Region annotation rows
====================

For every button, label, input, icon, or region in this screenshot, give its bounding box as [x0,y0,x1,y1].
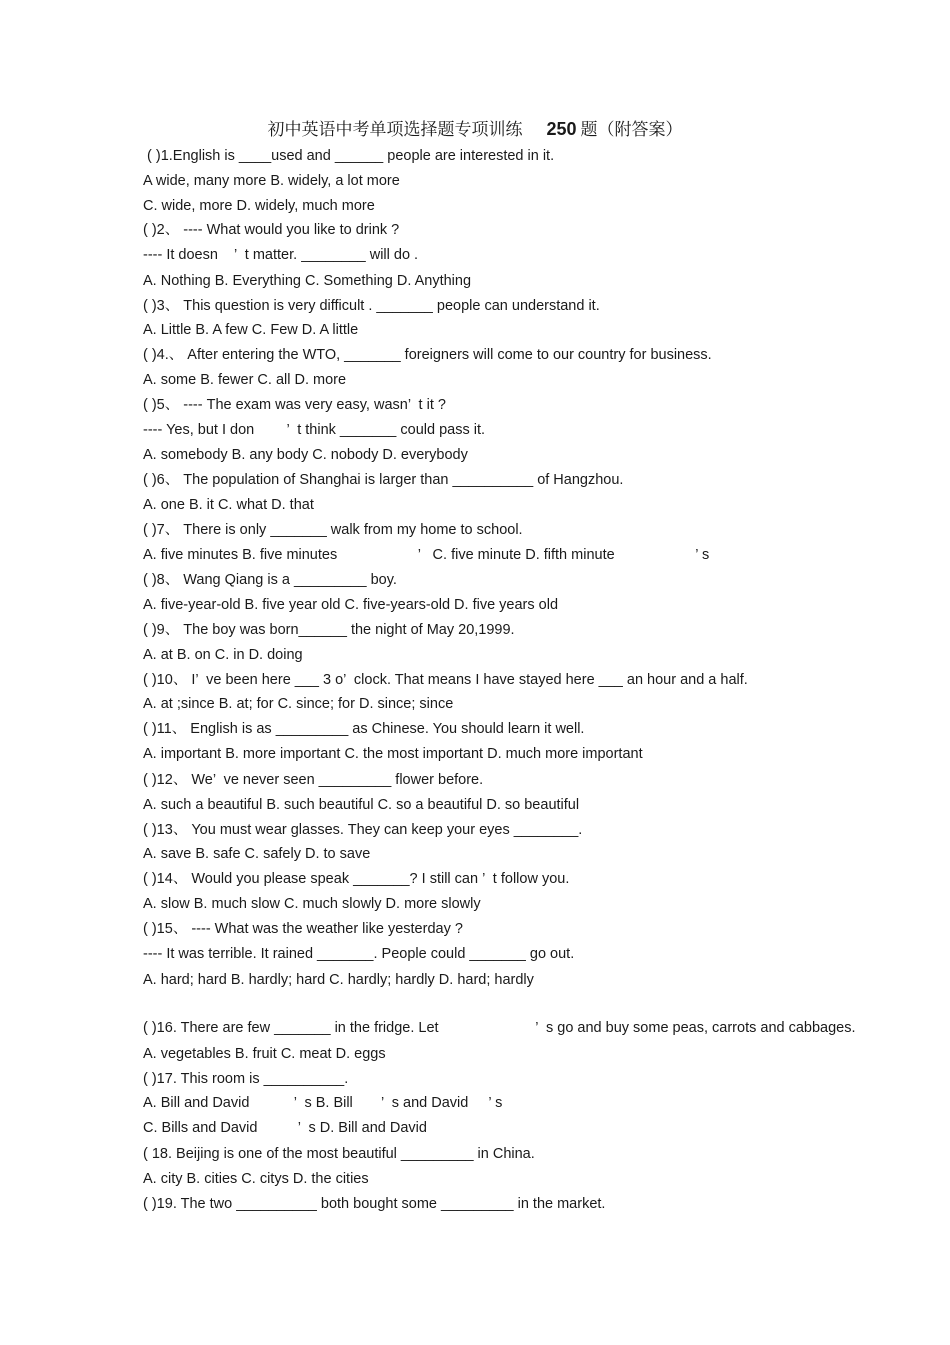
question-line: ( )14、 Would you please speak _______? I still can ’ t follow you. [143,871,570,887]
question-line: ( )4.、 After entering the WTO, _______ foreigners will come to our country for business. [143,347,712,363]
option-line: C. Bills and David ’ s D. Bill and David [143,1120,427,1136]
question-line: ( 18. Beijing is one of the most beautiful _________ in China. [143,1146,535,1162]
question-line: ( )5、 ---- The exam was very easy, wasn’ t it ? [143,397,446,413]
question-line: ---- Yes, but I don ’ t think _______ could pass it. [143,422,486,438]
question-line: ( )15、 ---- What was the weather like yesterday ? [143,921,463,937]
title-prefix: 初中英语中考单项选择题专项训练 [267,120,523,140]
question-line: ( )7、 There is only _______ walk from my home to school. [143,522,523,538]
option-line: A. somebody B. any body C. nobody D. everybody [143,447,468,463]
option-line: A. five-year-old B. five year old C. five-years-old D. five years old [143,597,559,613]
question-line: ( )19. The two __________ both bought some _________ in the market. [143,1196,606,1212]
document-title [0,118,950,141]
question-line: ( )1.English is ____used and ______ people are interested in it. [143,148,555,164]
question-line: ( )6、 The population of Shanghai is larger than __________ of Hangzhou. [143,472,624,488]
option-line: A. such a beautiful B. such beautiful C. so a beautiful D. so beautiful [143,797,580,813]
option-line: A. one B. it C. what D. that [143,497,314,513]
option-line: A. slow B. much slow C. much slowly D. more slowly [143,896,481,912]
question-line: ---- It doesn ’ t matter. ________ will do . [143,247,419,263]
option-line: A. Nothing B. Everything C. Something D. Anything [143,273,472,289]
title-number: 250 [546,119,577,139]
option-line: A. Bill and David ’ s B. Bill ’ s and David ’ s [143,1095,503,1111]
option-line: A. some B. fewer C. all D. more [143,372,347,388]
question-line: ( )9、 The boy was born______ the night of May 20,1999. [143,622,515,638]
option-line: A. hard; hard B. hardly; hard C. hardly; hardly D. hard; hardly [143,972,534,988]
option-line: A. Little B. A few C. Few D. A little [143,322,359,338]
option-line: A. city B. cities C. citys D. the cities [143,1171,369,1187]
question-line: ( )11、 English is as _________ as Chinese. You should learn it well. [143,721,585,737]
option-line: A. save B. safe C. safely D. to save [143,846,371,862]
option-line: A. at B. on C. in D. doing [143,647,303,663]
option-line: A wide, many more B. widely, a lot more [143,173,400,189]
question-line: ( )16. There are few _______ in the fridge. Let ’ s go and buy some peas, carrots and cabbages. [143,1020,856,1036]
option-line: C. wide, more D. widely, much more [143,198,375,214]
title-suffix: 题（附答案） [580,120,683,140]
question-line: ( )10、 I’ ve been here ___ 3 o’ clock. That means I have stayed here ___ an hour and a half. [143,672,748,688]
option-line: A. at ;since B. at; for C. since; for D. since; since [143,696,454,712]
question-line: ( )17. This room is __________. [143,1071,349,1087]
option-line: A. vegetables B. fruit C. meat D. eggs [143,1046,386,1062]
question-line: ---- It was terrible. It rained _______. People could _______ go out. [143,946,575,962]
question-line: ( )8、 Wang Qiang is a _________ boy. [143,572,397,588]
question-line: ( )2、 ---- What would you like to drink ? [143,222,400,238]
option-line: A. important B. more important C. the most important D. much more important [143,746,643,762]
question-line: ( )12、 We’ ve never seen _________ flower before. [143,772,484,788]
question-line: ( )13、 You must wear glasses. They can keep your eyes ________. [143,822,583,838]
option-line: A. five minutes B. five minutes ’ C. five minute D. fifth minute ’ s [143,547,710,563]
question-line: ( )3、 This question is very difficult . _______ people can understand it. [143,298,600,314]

====================

▸ **Goal**: Please copy every row above word for word, omitting the pictures.

▸ **Output below**:
For every button, label, input, icon, or region in this screenshot, give its bounding box as [x0,y0,x1,y1].
question-line: ( )14、 Would you please speak _______? I still can ’ t follow you. [143,871,570,887]
question-line: ( )4.、 After entering the WTO, _______ foreigners will come to our country for business. [143,347,712,363]
option-line: C. Bills and David ’ s D. Bill and David [143,1120,427,1136]
question-line: ( 18. Beijing is one of the most beautiful _________ in China. [143,1146,535,1162]
question-line: ( )5、 ---- The exam was very easy, wasn’ t it ? [143,397,446,413]
question-line: ---- Yes, but I don ’ t think _______ could pass it. [143,422,486,438]
question-line: ( )15、 ---- What was the weather like yesterday ? [143,921,463,937]
title-prefix: 初中英语中考单项选择题专项训练 [267,120,523,140]
question-line: ( )7、 There is only _______ walk from my home to school. [143,522,523,538]
option-line: A. somebody B. any body C. nobody D. everybody [143,447,468,463]
option-line: A. five-year-old B. five year old C. five-years-old D. five years old [143,597,559,613]
question-line: ( )19. The two __________ both bought some _________ in the market. [143,1196,606,1212]
document-title [0,118,950,141]
question-line: ( )1.English is ____used and ______ people are interested in it. [143,148,555,164]
question-line: ( )6、 The population of Shanghai is larger than __________ of Hangzhou. [143,472,624,488]
option-line: A. such a beautiful B. such beautiful C. so a beautiful D. so beautiful [143,797,580,813]
option-line: A. one B. it C. what D. that [143,497,314,513]
option-line: A. slow B. much slow C. much slowly D. more slowly [143,896,481,912]
question-line: ---- It doesn ’ t matter. ________ will do . [143,247,419,263]
option-line: A. Nothing B. Everything C. Something D. Anything [143,273,472,289]
title-number: 250 [546,119,577,139]
option-line: A. Bill and David ’ s B. Bill ’ s and David ’ s [143,1095,503,1111]
option-line: A. some B. fewer C. all D. more [143,372,347,388]
question-line: ( )9、 The boy was born______ the night of May 20,1999. [143,622,515,638]
option-line: A. hard; hard B. hardly; hard C. hardly; hardly D. hard; hardly [143,972,534,988]
option-line: A. Little B. A few C. Few D. A little [143,322,359,338]
option-line: A. city B. cities C. citys D. the cities [143,1171,369,1187]
question-line: ( )11、 English is as _________ as Chinese. You should learn it well. [143,721,585,737]
option-line: A. save B. safe C. safely D. to save [143,846,371,862]
option-line: A. at B. on C. in D. doing [143,647,303,663]
option-line: A wide, many more B. widely, a lot more [143,173,400,189]
question-line: ( )16. There are few _______ in the fridge. Let ’ s go and buy some peas, carrots and cabbages. [143,1020,856,1036]
option-line: C. wide, more D. widely, much more [143,198,375,214]
title-suffix: 题（附答案） [580,120,683,140]
question-line: ( )10、 I’ ve been here ___ 3 o’ clock. That means I have stayed here ___ an hour and a half. [143,672,748,688]
option-line: A. at ;since B. at; for C. since; for D. since; since [143,696,454,712]
question-line: ( )17. This room is __________. [143,1071,349,1087]
option-line: A. vegetables B. fruit C. meat D. eggs [143,1046,386,1062]
question-line: ---- It was terrible. It rained _______. People could _______ go out. [143,946,575,962]
question-line: ( )8、 Wang Qiang is a _________ boy. [143,572,397,588]
question-line: ( )2、 ---- What would you like to drink ? [143,222,400,238]
option-line: A. important B. more important C. the most important D. much more important [143,746,643,762]
question-line: ( )12、 We’ ve never seen _________ flower before. [143,772,484,788]
question-line: ( )13、 You must wear glasses. They can keep your eyes ________. [143,822,583,838]
option-line: A. five minutes B. five minutes ’ C. five minute D. fifth minute ’ s [143,547,710,563]
question-line: ( )3、 This question is very difficult . _______ people can understand it. [143,298,600,314]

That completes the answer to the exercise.